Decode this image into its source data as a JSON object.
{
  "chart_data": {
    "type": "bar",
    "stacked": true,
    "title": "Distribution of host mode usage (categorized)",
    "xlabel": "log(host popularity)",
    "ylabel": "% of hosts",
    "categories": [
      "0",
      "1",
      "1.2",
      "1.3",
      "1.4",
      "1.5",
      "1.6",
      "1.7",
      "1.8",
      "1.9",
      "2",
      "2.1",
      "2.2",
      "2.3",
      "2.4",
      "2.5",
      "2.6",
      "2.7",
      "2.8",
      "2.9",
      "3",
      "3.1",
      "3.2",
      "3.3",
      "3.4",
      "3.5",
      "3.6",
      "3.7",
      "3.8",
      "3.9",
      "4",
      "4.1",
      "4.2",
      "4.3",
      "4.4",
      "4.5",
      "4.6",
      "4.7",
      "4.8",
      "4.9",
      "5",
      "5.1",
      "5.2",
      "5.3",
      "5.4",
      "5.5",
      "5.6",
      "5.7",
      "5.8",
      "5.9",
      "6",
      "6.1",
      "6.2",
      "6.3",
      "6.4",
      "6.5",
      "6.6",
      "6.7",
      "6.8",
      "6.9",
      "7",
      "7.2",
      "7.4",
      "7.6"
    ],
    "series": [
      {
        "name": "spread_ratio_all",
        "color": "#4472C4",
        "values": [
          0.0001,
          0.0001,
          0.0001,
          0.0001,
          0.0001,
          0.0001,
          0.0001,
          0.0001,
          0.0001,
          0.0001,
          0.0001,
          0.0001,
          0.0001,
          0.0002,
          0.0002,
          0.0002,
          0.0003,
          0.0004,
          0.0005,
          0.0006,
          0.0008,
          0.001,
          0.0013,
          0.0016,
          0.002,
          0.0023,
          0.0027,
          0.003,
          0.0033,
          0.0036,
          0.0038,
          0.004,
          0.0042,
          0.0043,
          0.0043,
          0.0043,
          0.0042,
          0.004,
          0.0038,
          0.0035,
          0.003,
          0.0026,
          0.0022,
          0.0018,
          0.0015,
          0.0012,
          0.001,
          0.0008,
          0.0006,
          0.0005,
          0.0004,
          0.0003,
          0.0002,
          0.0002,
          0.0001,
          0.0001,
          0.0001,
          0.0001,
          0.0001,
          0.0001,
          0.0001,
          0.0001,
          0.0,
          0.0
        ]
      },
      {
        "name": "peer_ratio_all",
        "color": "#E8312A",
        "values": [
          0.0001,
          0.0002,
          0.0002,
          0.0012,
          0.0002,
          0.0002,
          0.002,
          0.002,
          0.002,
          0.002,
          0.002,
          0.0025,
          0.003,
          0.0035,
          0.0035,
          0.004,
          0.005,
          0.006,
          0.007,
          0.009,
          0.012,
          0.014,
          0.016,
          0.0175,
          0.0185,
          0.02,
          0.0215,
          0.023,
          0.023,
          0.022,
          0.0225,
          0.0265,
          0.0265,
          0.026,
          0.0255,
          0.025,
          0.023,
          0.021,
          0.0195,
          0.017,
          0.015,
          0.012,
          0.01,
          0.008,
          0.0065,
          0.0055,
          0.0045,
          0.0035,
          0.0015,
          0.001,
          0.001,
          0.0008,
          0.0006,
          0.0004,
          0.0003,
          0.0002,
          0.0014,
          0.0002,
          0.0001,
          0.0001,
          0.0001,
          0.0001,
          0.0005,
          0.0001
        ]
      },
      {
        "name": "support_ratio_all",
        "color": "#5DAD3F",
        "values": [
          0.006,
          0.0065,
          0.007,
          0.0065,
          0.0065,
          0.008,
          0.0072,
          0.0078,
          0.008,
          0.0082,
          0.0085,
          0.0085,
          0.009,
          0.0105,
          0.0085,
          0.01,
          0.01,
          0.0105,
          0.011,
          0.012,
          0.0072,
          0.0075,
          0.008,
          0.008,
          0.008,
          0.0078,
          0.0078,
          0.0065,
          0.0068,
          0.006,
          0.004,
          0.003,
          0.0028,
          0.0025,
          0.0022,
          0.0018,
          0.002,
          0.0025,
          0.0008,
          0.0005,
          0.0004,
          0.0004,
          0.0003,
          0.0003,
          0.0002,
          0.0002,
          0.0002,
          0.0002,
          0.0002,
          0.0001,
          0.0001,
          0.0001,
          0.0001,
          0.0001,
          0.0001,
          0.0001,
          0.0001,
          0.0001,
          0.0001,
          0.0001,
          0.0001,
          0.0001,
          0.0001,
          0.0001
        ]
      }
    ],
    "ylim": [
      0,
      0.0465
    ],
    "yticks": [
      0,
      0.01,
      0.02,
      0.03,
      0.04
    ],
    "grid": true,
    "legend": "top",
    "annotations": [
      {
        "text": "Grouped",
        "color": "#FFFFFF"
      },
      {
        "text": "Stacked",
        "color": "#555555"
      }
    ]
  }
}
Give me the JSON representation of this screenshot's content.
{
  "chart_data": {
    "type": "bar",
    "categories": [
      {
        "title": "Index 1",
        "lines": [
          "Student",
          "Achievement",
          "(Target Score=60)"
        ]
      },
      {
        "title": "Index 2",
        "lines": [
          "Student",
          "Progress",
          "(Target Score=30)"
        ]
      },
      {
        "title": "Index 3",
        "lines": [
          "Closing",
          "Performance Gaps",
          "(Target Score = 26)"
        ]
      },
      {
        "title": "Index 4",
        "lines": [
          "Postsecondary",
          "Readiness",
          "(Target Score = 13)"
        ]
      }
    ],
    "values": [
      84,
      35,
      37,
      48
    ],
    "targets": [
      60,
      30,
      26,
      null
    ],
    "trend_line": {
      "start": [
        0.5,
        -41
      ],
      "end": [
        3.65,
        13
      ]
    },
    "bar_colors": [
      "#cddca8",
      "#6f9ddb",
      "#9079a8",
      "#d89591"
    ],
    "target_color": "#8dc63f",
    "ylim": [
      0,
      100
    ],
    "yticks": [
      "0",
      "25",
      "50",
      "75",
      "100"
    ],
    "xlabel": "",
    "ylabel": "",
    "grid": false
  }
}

# # # # #

Collect the lines of the data that carry the word "Index".

◆ **Finished exercise**:
        "title": "Index 1",
        "title": "Index 2",
        "title": "Index 3",
        "title": "Index 4",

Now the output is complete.